■ AIM
Using the listing below, report all lines holding the word "this".

Start of MATERIAL PROVIDED

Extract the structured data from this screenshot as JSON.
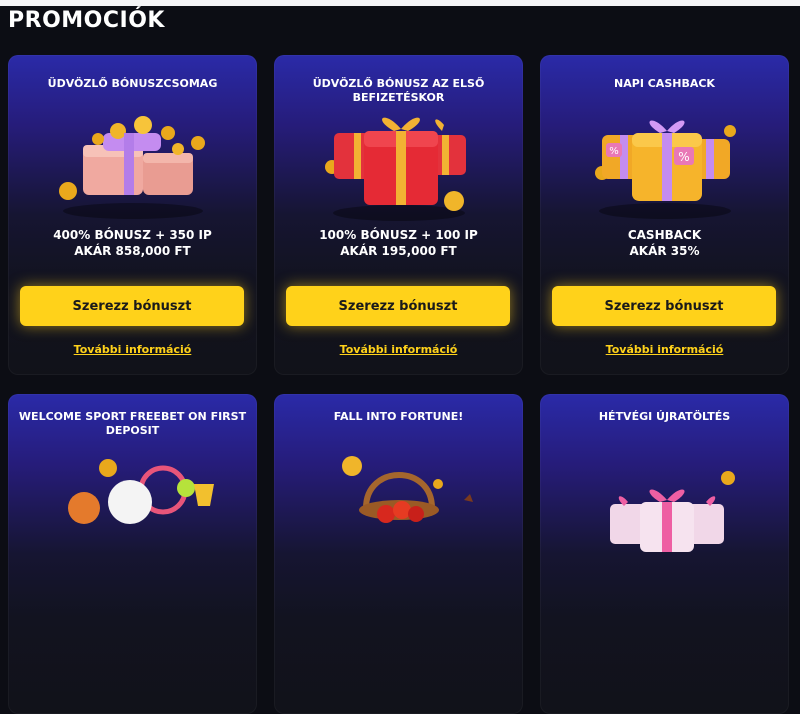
{
  "page": {
    "title": "PROMOCIÓK"
  },
  "promos": [
    {
      "title": "ÜDVÖZLŐ BÓNUSZCSOMAG",
      "offer_line1": "400% BÓNUSZ + 350 IP",
      "offer_line2": "AKÁR 858,000 FT",
      "button": "Szerezz bónuszt",
      "link": "További információ",
      "icon": "gift-boxes-coins-icon"
    },
    {
      "title": "ÜDVÖZLŐ BÓNUSZ AZ ELSŐ BEFIZETÉSKOR",
      "offer_line1": "100% BÓNUSZ + 100 IP",
      "offer_line2": "AKÁR 195,000 FT",
      "button": "Szerezz bónuszt",
      "link": "További információ",
      "icon": "red-gift-boxes-icon"
    },
    {
      "title": "NAPI CASHBACK",
      "offer_line1": "CASHBACK",
      "offer_line2": "AKÁR 35%",
      "button": "Szerezz bónuszt",
      "link": "További információ",
      "icon": "cashback-gifts-icon"
    },
    {
      "title": "WELCOME SPORT FREEBET ON FIRST DEPOSIT",
      "icon": "sport-balls-trophy-icon"
    },
    {
      "title": "FALL INTO FORTUNE!",
      "icon": "fruit-basket-icon"
    },
    {
      "title": "HÉTVÉGI ÚJRATÖLTÉS",
      "icon": "pink-gift-boxes-icon"
    }
  ],
  "colors": {
    "accent": "#ffd21a",
    "background": "#0c0d14",
    "card_top": "#2a2aa8",
    "card_bottom": "#111219"
  }
}
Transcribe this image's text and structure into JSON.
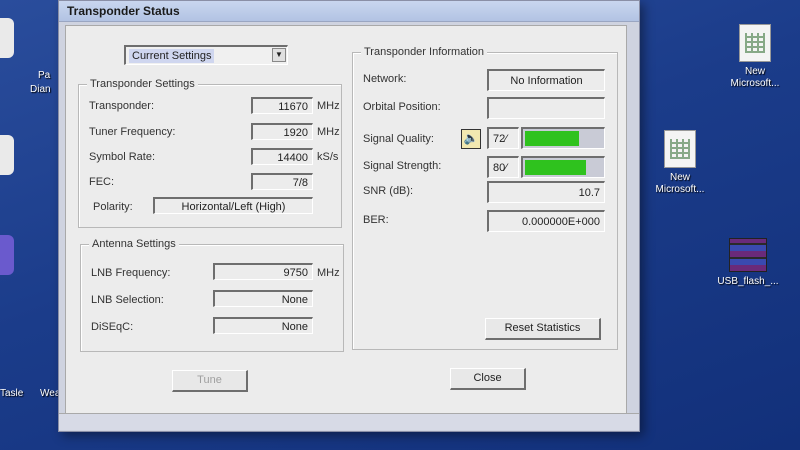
{
  "desktop": {
    "icons": [
      {
        "label": "New\nMicrosoft..."
      },
      {
        "label": "New\nMicrosoft..."
      },
      {
        "label": "USB_flash_..."
      }
    ],
    "left_labels": [
      "Pa",
      "Dian",
      "Tasle",
      "Wea"
    ]
  },
  "dialog": {
    "title": "Transponder Status",
    "view_combo": {
      "value": "Current Settings"
    },
    "transponder_settings": {
      "title": "Transponder Settings",
      "rows": [
        {
          "label": "Transponder:",
          "value": "11670",
          "unit": "MHz"
        },
        {
          "label": "Tuner Frequency:",
          "value": "1920",
          "unit": "MHz"
        },
        {
          "label": "Symbol Rate:",
          "value": "14400",
          "unit": "kS/s"
        },
        {
          "label": "FEC:",
          "value": "7/8",
          "unit": ""
        }
      ],
      "polarity_label": "Polarity:",
      "polarity_value": "Horizontal/Left (High)"
    },
    "antenna_settings": {
      "title": "Antenna Settings",
      "rows": [
        {
          "label": "LNB Frequency:",
          "value": "9750",
          "unit": "MHz"
        },
        {
          "label": "LNB Selection:",
          "value": "None",
          "unit": ""
        },
        {
          "label": "DiSEqC:",
          "value": "None",
          "unit": ""
        }
      ]
    },
    "transponder_information": {
      "title": "Transponder Information",
      "network_label": "Network:",
      "network_value": "No Information",
      "orbital_label": "Orbital Position:",
      "orbital_value": "",
      "signal_quality_label": "Signal Quality:",
      "signal_quality_value": "72⁄",
      "signal_quality_level": 0.72,
      "signal_strength_label": "Signal Strength:",
      "signal_strength_value": "80⁄",
      "signal_strength_level": 0.8,
      "snr_label": "SNR (dB):",
      "snr_value": "10.7",
      "ber_label": "BER:",
      "ber_value": "0.000000E+000",
      "reset_label": "Reset Statistics"
    },
    "buttons": {
      "tune": "Tune",
      "close": "Close"
    },
    "accent_green": "#2fc21e"
  }
}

End of MATERIAL PROVIDED

■ REPLY
Extract the structured data from this screenshot as JSON.
Transcribe this image's text and structure into JSON.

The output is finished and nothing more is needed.